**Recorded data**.
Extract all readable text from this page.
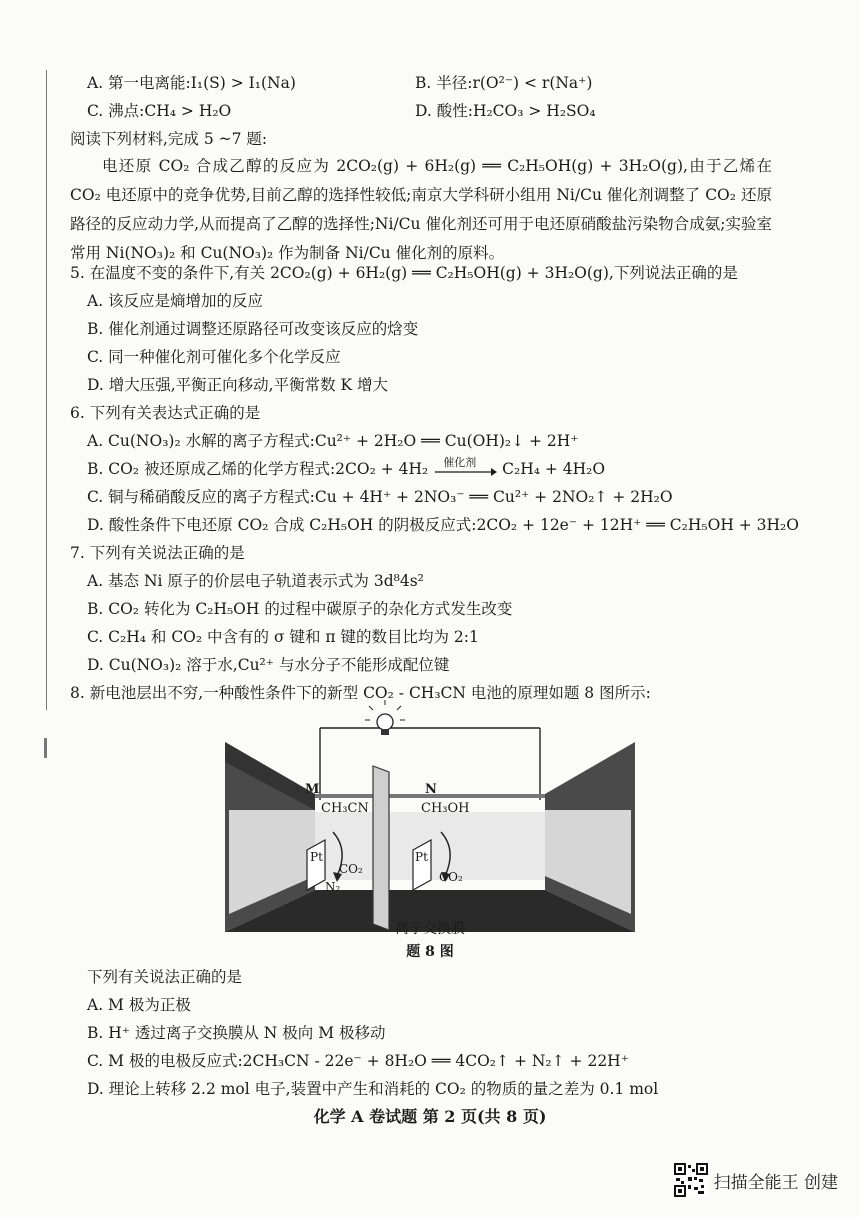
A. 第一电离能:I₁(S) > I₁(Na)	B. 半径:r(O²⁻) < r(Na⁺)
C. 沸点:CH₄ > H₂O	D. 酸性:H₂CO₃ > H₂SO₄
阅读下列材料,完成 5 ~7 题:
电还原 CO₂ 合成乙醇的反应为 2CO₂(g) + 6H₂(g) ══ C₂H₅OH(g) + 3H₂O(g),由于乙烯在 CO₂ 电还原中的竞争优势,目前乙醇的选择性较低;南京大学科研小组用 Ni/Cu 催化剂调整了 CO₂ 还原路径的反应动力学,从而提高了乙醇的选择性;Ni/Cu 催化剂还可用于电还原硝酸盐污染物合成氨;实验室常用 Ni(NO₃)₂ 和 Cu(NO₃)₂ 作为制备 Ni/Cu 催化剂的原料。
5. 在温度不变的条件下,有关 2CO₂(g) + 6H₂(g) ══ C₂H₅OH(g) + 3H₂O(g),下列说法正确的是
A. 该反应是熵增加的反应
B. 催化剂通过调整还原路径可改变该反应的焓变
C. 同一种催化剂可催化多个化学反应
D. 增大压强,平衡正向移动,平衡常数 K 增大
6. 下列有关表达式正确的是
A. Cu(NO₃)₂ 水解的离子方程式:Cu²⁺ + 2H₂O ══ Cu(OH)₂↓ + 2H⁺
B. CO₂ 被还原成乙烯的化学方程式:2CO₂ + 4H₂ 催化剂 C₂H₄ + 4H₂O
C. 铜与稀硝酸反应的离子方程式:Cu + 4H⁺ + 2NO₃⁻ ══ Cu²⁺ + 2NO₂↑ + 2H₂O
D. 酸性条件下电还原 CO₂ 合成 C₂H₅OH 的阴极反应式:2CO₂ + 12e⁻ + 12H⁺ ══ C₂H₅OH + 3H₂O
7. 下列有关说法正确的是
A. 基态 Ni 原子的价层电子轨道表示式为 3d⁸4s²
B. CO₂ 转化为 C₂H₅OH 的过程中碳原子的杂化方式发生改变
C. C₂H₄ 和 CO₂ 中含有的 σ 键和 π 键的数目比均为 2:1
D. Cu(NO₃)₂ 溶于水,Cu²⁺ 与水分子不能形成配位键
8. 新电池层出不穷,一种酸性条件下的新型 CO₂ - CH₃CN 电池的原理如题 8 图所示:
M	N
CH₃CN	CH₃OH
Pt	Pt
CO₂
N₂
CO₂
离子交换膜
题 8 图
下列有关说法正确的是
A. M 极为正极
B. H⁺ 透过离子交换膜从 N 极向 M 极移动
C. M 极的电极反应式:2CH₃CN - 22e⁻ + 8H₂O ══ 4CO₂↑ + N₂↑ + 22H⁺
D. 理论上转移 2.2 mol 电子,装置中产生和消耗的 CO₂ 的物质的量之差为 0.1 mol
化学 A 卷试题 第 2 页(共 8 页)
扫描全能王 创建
==
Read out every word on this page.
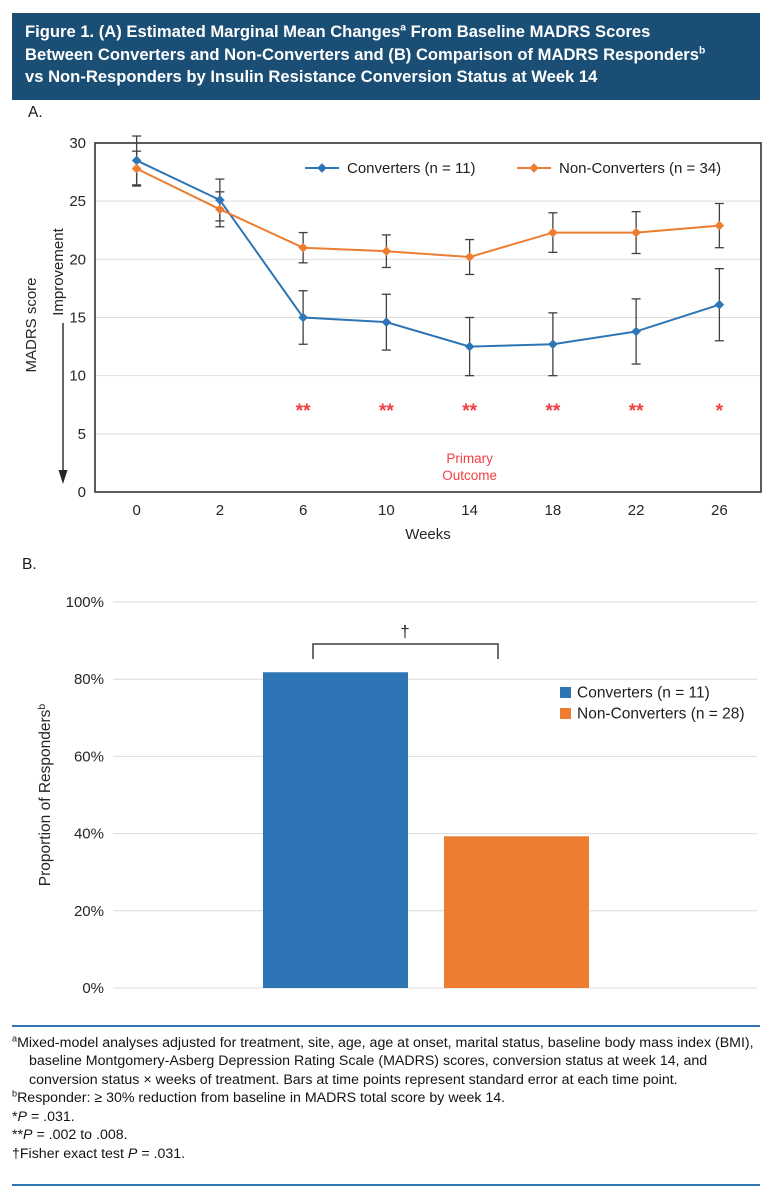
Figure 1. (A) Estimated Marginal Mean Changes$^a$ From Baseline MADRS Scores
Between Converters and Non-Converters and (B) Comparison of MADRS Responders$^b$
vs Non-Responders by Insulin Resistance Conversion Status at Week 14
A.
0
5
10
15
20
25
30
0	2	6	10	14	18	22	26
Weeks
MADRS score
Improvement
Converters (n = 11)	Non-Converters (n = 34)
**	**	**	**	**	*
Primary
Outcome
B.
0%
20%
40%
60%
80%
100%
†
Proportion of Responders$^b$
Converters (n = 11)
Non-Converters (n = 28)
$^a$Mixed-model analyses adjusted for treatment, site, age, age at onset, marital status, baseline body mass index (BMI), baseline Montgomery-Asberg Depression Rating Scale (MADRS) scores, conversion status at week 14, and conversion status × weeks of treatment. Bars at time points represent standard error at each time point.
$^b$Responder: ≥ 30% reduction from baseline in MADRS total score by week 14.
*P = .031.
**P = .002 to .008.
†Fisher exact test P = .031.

**WHAT IS ASKED**.
Look through the entries and return every line where "page" appears.

**PROBLEM SOLUTION**.
Extract all readable text from this page.
Read out every word on this page.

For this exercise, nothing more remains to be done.